§ **DATA SHOWN**:

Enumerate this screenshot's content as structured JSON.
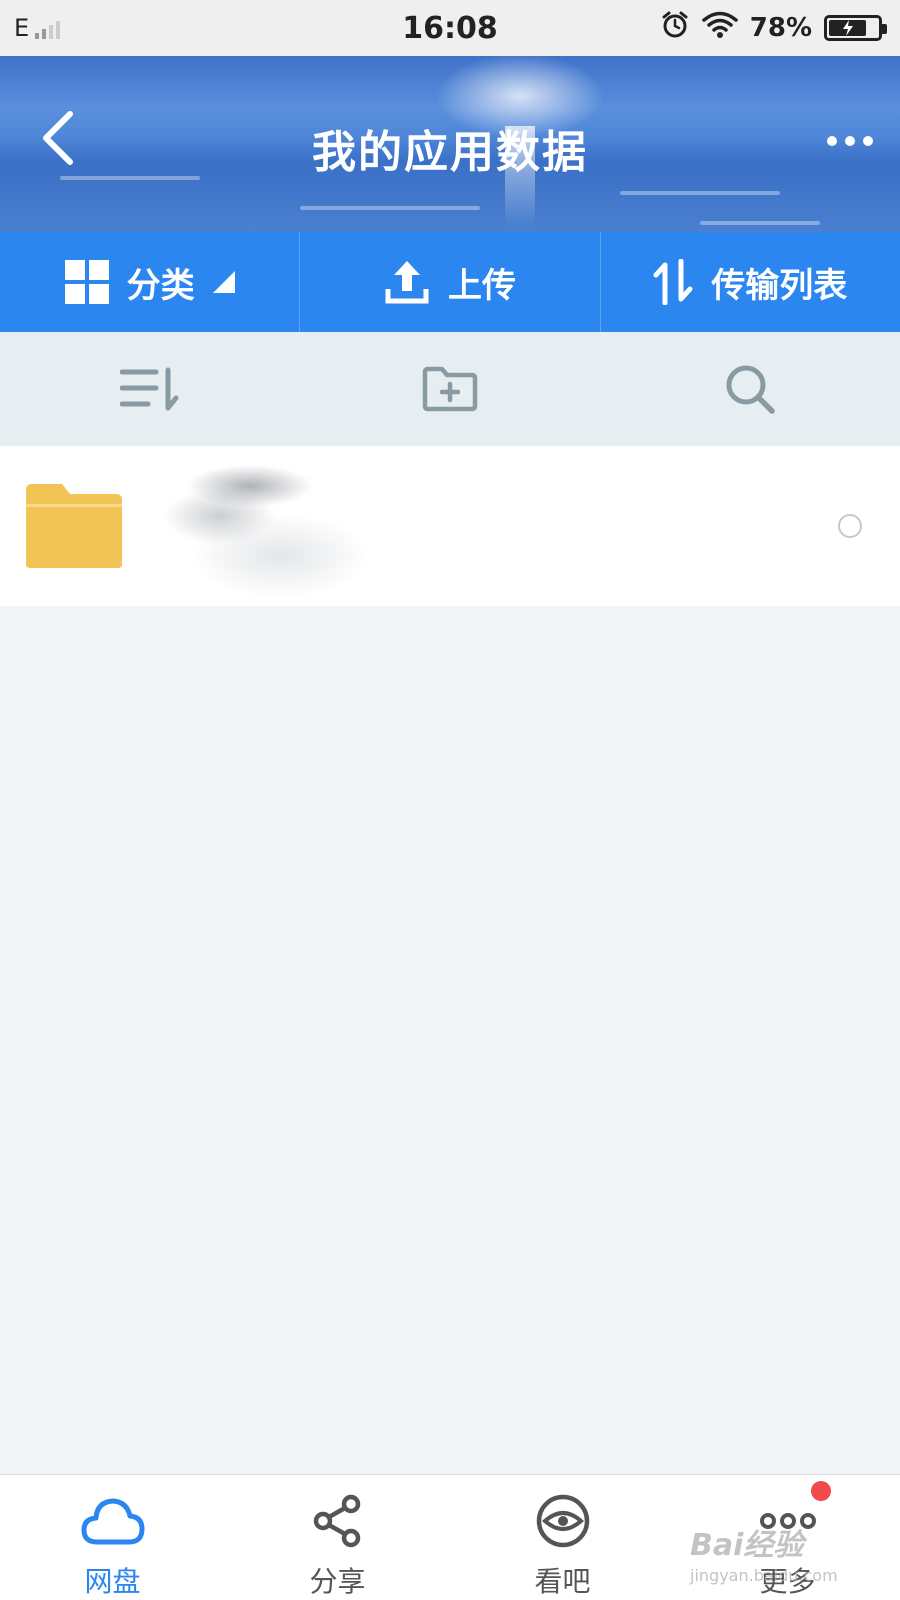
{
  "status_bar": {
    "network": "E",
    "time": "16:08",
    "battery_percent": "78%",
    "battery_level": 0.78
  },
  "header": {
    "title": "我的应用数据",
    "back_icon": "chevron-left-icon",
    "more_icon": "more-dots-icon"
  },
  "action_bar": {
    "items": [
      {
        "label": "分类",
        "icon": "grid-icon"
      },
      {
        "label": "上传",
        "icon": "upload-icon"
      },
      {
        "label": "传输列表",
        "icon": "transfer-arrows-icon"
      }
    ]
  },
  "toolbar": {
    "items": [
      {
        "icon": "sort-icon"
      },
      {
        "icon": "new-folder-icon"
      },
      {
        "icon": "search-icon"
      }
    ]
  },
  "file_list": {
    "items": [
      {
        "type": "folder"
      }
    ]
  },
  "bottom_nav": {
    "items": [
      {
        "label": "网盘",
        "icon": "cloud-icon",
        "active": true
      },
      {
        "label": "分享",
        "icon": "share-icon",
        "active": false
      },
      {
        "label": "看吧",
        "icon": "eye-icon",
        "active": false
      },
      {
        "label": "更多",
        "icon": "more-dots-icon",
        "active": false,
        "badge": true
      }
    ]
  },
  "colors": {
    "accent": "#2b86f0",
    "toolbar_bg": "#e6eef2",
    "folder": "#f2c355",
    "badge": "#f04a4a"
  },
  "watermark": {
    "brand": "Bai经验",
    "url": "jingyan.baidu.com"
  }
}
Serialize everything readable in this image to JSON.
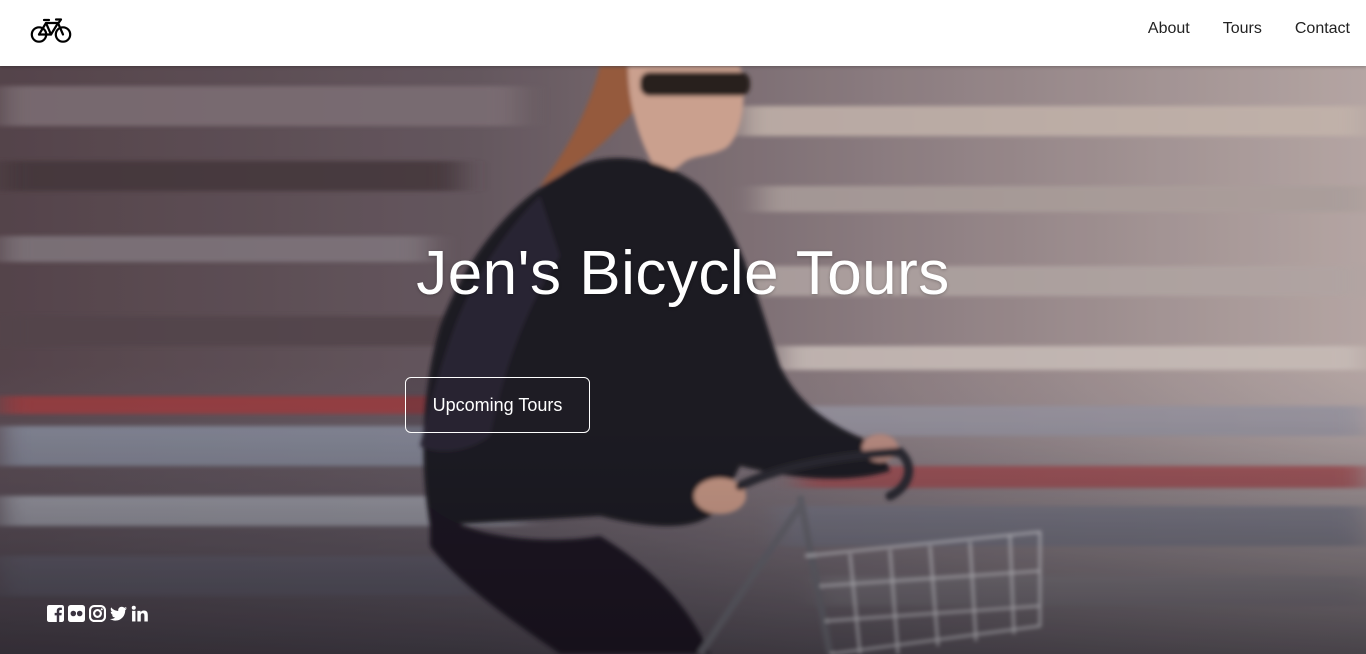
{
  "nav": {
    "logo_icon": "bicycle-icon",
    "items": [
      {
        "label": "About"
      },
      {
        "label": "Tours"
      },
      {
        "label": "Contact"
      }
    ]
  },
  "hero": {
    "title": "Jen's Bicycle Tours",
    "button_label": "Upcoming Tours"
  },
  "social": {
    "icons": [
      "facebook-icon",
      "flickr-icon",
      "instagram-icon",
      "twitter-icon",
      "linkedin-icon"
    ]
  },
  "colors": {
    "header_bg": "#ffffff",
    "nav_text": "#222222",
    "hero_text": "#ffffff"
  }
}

§ **GIVEN INSTRUCTION**: Return, from the data, each line that has the word "dots" in it.

§ **COMPLETE OUTPUT**:
    "more_icon": "more-dots-icon"
        "icon": "more-dots-icon",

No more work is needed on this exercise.